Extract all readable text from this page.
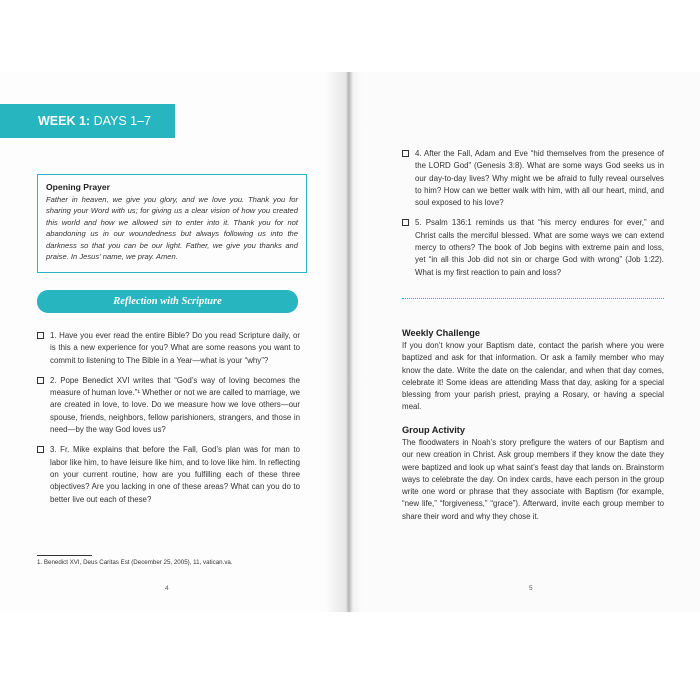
WEEK 1: DAYS 1–7
Opening Prayer
Father in heaven, we give you glory, and we love you. Thank you for sharing your Word with us; for giving us a clear vision of how you created this world and how we allowed sin to enter into it. Thank you for not abandoning us in our woundedness but always following us into the darkness so that you can be our light. Father, we give you thanks and praise. In Jesus' name, we pray. Amen.
Reflection with Scripture
1. Have you ever read the entire Bible? Do you read Scripture daily, or is this a new experience for you? What are some reasons you want to commit to listening to The Bible in a Year—what is your “why”?
2. Pope Benedict XVI writes that “God’s way of loving becomes the measure of human love.”¹ Whether or not we are called to marriage, we are created in love, to love. Do we measure how we love others—our spouse, friends, neighbors, fellow parishioners, strangers, and those in need—by the way God loves us?
3. Fr. Mike explains that before the Fall, God’s plan was for man to labor like him, to have leisure like him, and to love like him. In reflecting on your current routine, how are you fulfilling each of these three objectives? Are you lacking in one of these areas? What can you do to better live out each of these?
1. Benedict XVI, Deus Caritas Est (December 25, 2005), 11, vatican.va.
4	5
4. After the Fall, Adam and Eve “hid themselves from the presence of the LORD God” (Genesis 3:8). What are some ways God seeks us in our day-to-day lives? Why might we be afraid to fully reveal ourselves to him? How can we better walk with him, with all our heart, mind, and soul exposed to his love?
5. Psalm 136:1 reminds us that “his mercy endures for ever,” and Christ calls the merciful blessed. What are some ways we can extend mercy to others? The book of Job begins with extreme pain and loss, yet “in all this Job did not sin or charge God with wrong” (Job 1:22). What is my first reaction to pain and loss?
Weekly Challenge
If you don’t know your Baptism date, contact the parish where you were baptized and ask for that information. Or ask a family member who may know the date. Write the date on the calendar, and when that day comes, celebrate it! Some ideas are attending Mass that day, asking for a special blessing from your parish priest, praying a Rosary, or having a special meal.
Group Activity
The floodwaters in Noah’s story prefigure the waters of our Baptism and our new creation in Christ. Ask group members if they know the date they were baptized and look up what saint’s feast day that lands on. Brainstorm ways to celebrate the day. On index cards, have each person in the group write one word or phrase that they associate with Baptism (for example, “new life,” “forgiveness,” “grace”). Afterward, invite each group member to share their word and why they chose it.
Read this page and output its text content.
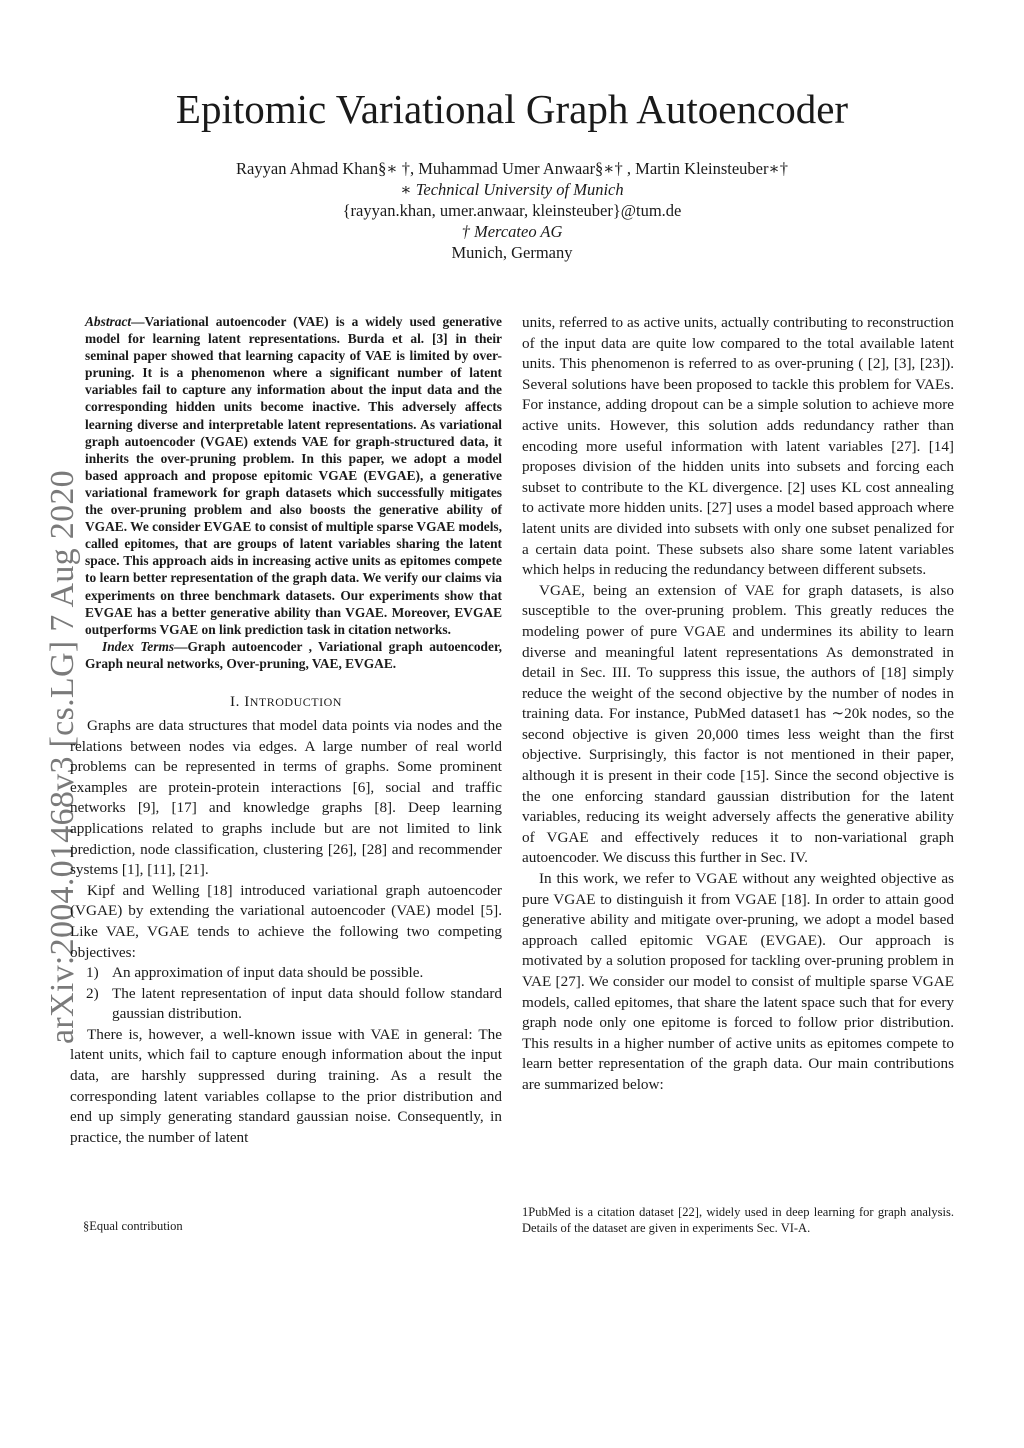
arXiv:2004.01468v3 [cs.LG] 7 Aug 2020
Epitomic Variational Graph Autoencoder
Rayyan Ahmad Khan§∗ †, Muhammad Umer Anwaar§∗† , Martin Kleinsteuber∗†
∗ Technical University of Munich
{rayyan.khan, umer.anwaar, kleinsteuber}@tum.de
† Mercateo AG
Munich, Germany

Abstract—Variational autoencoder (VAE) is a widely used generative model for learning latent representations. Burda et al. [3] in their seminal paper showed that learning capacity of VAE is limited by over-pruning. It is a phenomenon where a significant number of latent variables fail to capture any information about the input data and the corresponding hidden units become inactive. This adversely affects learning diverse and interpretable latent representations. As variational graph autoencoder (VGAE) extends VAE for graph-structured data, it inherits the over-pruning problem. In this paper, we adopt a model based approach and propose epitomic VGAE (EVGAE), a generative variational framework for graph datasets which successfully mitigates the over-pruning problem and also boosts the generative ability of VGAE. We consider EVGAE to consist of multiple sparse VGAE models, called epitomes, that are groups of latent variables sharing the latent space. This approach aids in increasing active units as epitomes compete to learn better representation of the graph data. We verify our claims via experiments on three benchmark datasets. Our experiments show that EVGAE has a better generative ability than VGAE. Moreover, EVGAE outperforms VGAE on link prediction task in citation networks.

Index Terms—Graph autoencoder , Variational graph autoencoder, Graph neural networks, Over-pruning, VAE, EVGAE.

I. INTRODUCTION

Graphs are data structures that model data points via nodes and the relations between nodes via edges. A large number of real world problems can be represented in terms of graphs. Some prominent examples are protein-protein interactions [6], social and traffic networks [9], [17] and knowledge graphs [8]. Deep learning applications related to graphs include but are not limited to link prediction, node classification, clustering [26], [28] and recommender systems [1], [11], [21].

Kipf and Welling [18] introduced variational graph autoencoder (VGAE) by extending the variational autoencoder (VAE) model [5]. Like VAE, VGAE tends to achieve the following two competing objectives:

1) An approximation of input data should be possible.
2) The latent representation of input data should follow standard gaussian distribution.

There is, however, a well-known issue with VAE in general: The latent units, which fail to capture enough information about the input data, are harshly suppressed during training. As a result the corresponding latent variables collapse to the prior distribution and end up simply generating standard gaussian noise. Consequently, in practice, the number of latent

units, referred to as active units, actually contributing to reconstruction of the input data are quite low compared to the total available latent units. This phenomenon is referred to as over-pruning ( [2], [3], [23]). Several solutions have been proposed to tackle this problem for VAEs. For instance, adding dropout can be a simple solution to achieve more active units. However, this solution adds redundancy rather than encoding more useful information with latent variables [27]. [14] proposes division of the hidden units into subsets and forcing each subset to contribute to the KL divergence. [2] uses KL cost annealing to activate more hidden units. [27] uses a model based approach where latent units are divided into subsets with only one subset penalized for a certain data point. These subsets also share some latent variables which helps in reducing the redundancy between different subsets.

VGAE, being an extension of VAE for graph datasets, is also susceptible to the over-pruning problem. This greatly reduces the modeling power of pure VGAE and undermines its ability to learn diverse and meaningful latent representations As demonstrated in detail in Sec. III. To suppress this issue, the authors of [18] simply reduce the weight of the second objective by the number of nodes in training data. For instance, PubMed dataset1 has ∼20k nodes, so the second objective is given 20,000 times less weight than the first objective. Surprisingly, this factor is not mentioned in their paper, although it is present in their code [15]. Since the second objective is the one enforcing standard gaussian distribution for the latent variables, reducing its weight adversely affects the generative ability of VGAE and effectively reduces it to non-variational graph autoencoder. We discuss this further in Sec. IV.

In this work, we refer to VGAE without any weighted objective as pure VGAE to distinguish it from VGAE [18]. In order to attain good generative ability and mitigate over-pruning, we adopt a model based approach called epitomic VGAE (EVGAE). Our approach is motivated by a solution proposed for tackling over-pruning problem in VAE [27]. We consider our model to consist of multiple sparse VGAE models, called epitomes, that share the latent space such that for every graph node only one epitome is forced to follow prior distribution. This results in a higher number of active units as epitomes compete to learn better representation of the graph data. Our main contributions are summarized below:

§Equal contribution
1PubMed is a citation dataset [22], widely used in deep learning for graph analysis. Details of the dataset are given in experiments Sec. VI-A.
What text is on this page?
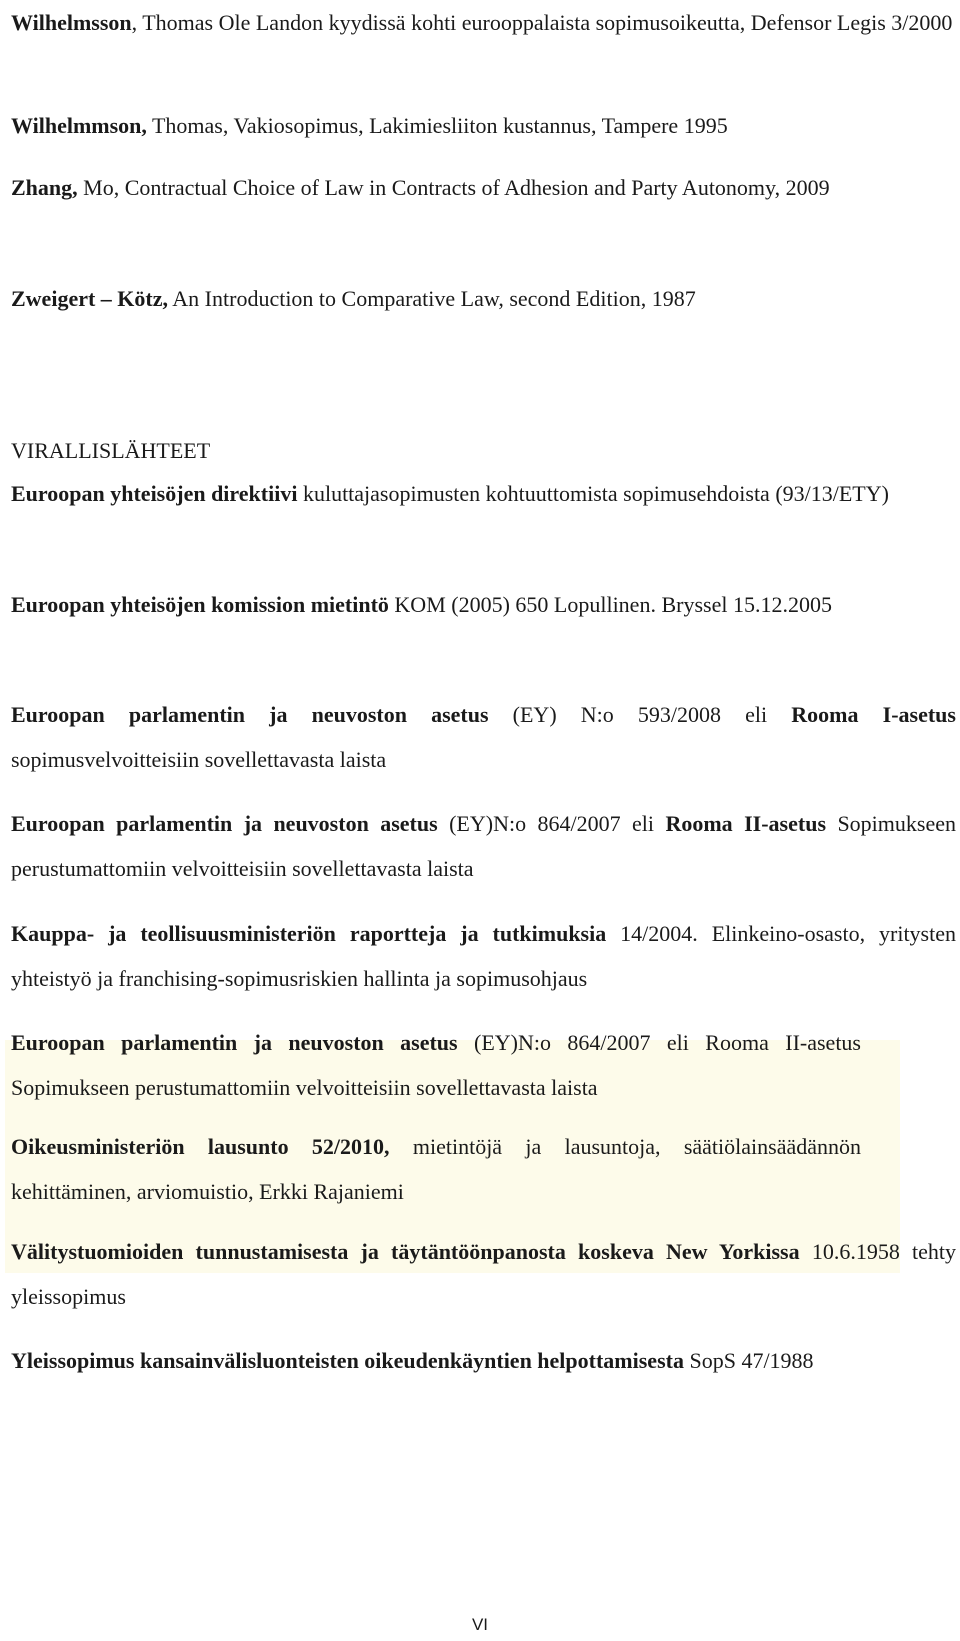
Wilhelmsson, Thomas Ole Landon kyydissä kohti eurooppalaista sopimusoikeutta, Defensor Legis 3/2000

Wilhelmmson, Thomas, Vakiosopimus, Lakimiesliiton kustannus, Tampere 1995

Zhang, Mo, Contractual Choice of Law in Contracts of Adhesion and Party Autonomy, 2009

Zweigert – Kötz, An Introduction to Comparative Law, second Edition, 1987

VIRALLISLÄHTEET

Euroopan yhteisöjen direktiivi kuluttajasopimusten kohtuuttomista sopimusehdoista (93/13/ETY)

Euroopan yhteisöjen komission mietintö KOM (2005) 650 Lopullinen. Bryssel 15.12.2005

Euroopan parlamentin ja neuvoston asetus (EY) N:o 593/2008 eli Rooma I-asetus sopimusvelvoitteisiin sovellettavasta laista

Euroopan parlamentin ja neuvoston asetus (EY)N:o 864/2007 eli Rooma II-asetus Sopimukseen perustumattomiin velvoitteisiin sovellettavasta laista

Kauppa- ja teollisuusministeriön raportteja ja tutkimuksia 14/2004. Elinkeino-osasto, yritysten yhteistyö ja franchising-sopimusriskien hallinta ja sopimusohjaus

Euroopan parlamentin ja neuvoston asetus (EY)N:o 864/2007 eli Rooma II-asetus Sopimukseen perustumattomiin velvoitteisiin sovellettavasta laista

Oikeusministeriön lausunto 52/2010, mietintöjä ja lausuntoja, säätiölainsäädännön kehittäminen, arviomuistio, Erkki Rajaniemi

Välitystuomioiden tunnustamisesta ja täytäntöönpanosta koskeva New Yorkissa 10.6.1958 tehty yleissopimus

Yleissopimus kansainvälisluonteisten oikeudenkäyntien helpottamisesta SopS 47/1988

VI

**Assigned task**
Each line above that has the word "page" must be copied.

**Expected answer**
Extract all readable text from this page.
Read this page and output its text content.
What text is on this page?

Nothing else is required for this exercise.